#### Dataset entries

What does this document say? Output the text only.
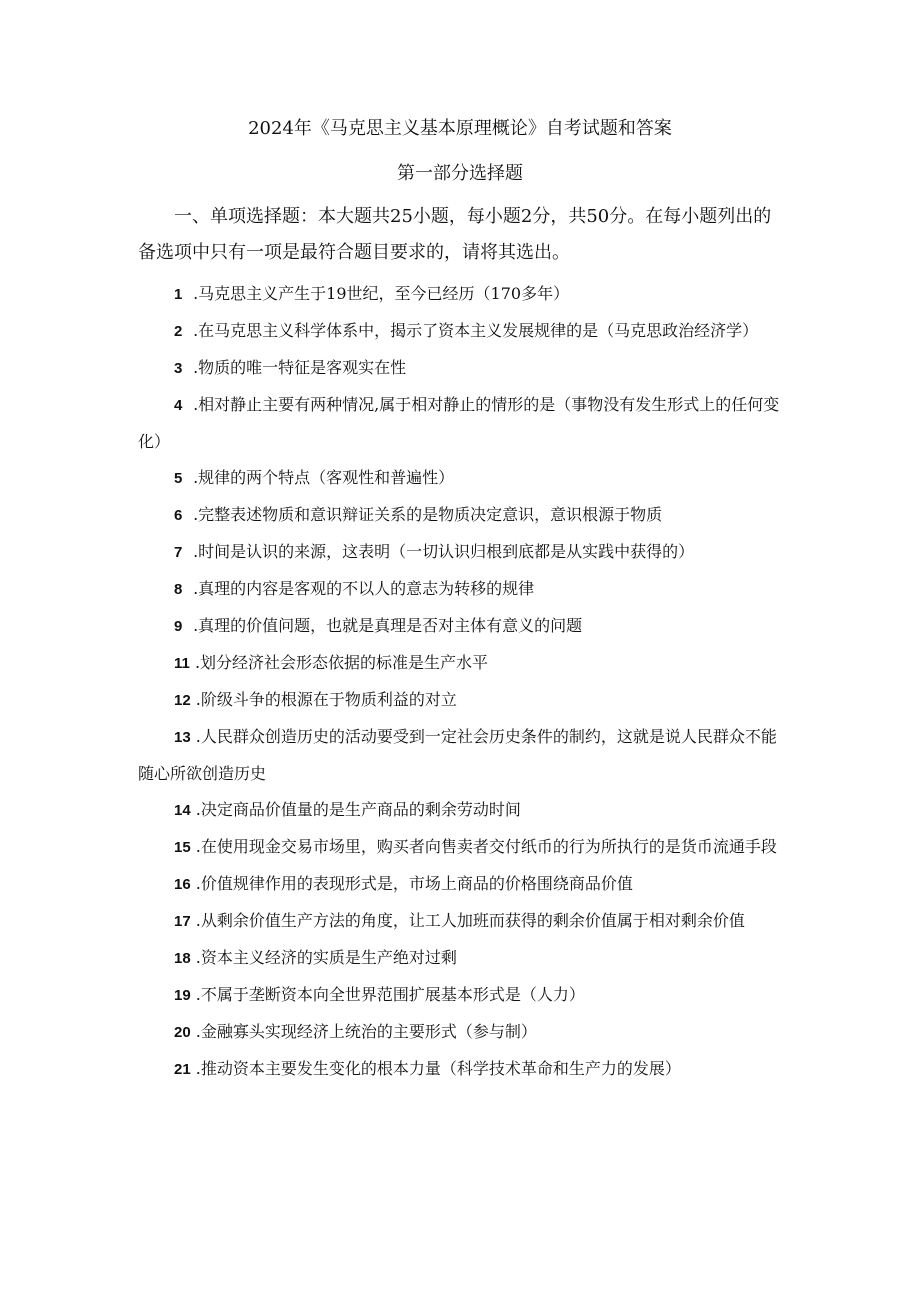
2024年《马克思主义基本原理概论》自考试题和答案
第一部分选择题
一、单项选择题：本大题共25小题，每小题2分，共50分。在每小题列出的备选项中只有一项是最符合题目要求的，请将其选出。
1 .马克思主义产生于19世纪，至今已经历（170多年）
2 .在马克思主义科学体系中，揭示了资本主义发展规律的是（马克思政治经济学）
3 .物质的唯一特征是客观实在性
4 .相对静止主要有两种情况,属于相对静止的情形的是（事物没有发生形式上的任何变化）
5 .规律的两个特点（客观性和普遍性）
6 .完整表述物质和意识辩证关系的是物质决定意识，意识根源于物质
7 .时间是认识的来源，这表明（一切认识归根到底都是从实践中获得的）
8 .真理的内容是客观的不以人的意志为转移的规律
9 .真理的价值问题，也就是真理是否对主体有意义的问题
11 .划分经济社会形态依据的标准是生产水平
12 .阶级斗争的根源在于物质利益的对立
13 .人民群众创造历史的活动要受到一定社会历史条件的制约，这就是说人民群众不能随心所欲创造历史
14 .决定商品价值量的是生产商品的剩余劳动时间
15 .在使用现金交易市场里，购买者向售卖者交付纸币的行为所执行的是货币流通手段
16 .价值规律作用的表现形式是，市场上商品的价格围绕商品价值
17 .从剩余价值生产方法的角度，让工人加班而获得的剩余价值属于相对剩余价值
18 .资本主义经济的实质是生产绝对过剩
19 .不属于垄断资本向全世界范围扩展基本形式是（人力）
20 .金融寡头实现经济上统治的主要形式（参与制）
21 .推动资本主要发生变化的根本力量（科学技术革命和生产力的发展）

########

Task prompt: Make an exact copy of every record, pictures excluded.

Right answer:
What does this document say? Output the text only.
2024年《马克思主义基本原理概论》自考试题和答案
第一部分选择题
一、单项选择题：本大题共25小题，每小题2分，共50分。在每小题列出的备选项中只有一项是最符合题目要求的，请将其选出。
1 .马克思主义产生于19世纪，至今已经历（170多年）
2 .在马克思主义科学体系中，揭示了资本主义发展规律的是（马克思政治经济学）
3 .物质的唯一特征是客观实在性
4 .相对静止主要有两种情况,属于相对静止的情形的是（事物没有发生形式上的任何变化）
5 .规律的两个特点（客观性和普遍性）
6 .完整表述物质和意识辩证关系的是物质决定意识，意识根源于物质
7 .时间是认识的来源，这表明（一切认识归根到底都是从实践中获得的）
8 .真理的内容是客观的不以人的意志为转移的规律
9 .真理的价值问题，也就是真理是否对主体有意义的问题
11 .划分经济社会形态依据的标准是生产水平
12 .阶级斗争的根源在于物质利益的对立
13 .人民群众创造历史的活动要受到一定社会历史条件的制约，这就是说人民群众不能随心所欲创造历史
14 .决定商品价值量的是生产商品的剩余劳动时间
15 .在使用现金交易市场里，购买者向售卖者交付纸币的行为所执行的是货币流通手段
16 .价值规律作用的表现形式是，市场上商品的价格围绕商品价值
17 .从剩余价值生产方法的角度，让工人加班而获得的剩余价值属于相对剩余价值
18 .资本主义经济的实质是生产绝对过剩
19 .不属于垄断资本向全世界范围扩展基本形式是（人力）
20 .金融寡头实现经济上统治的主要形式（参与制）
21 .推动资本主要发生变化的根本力量（科学技术革命和生产力的发展）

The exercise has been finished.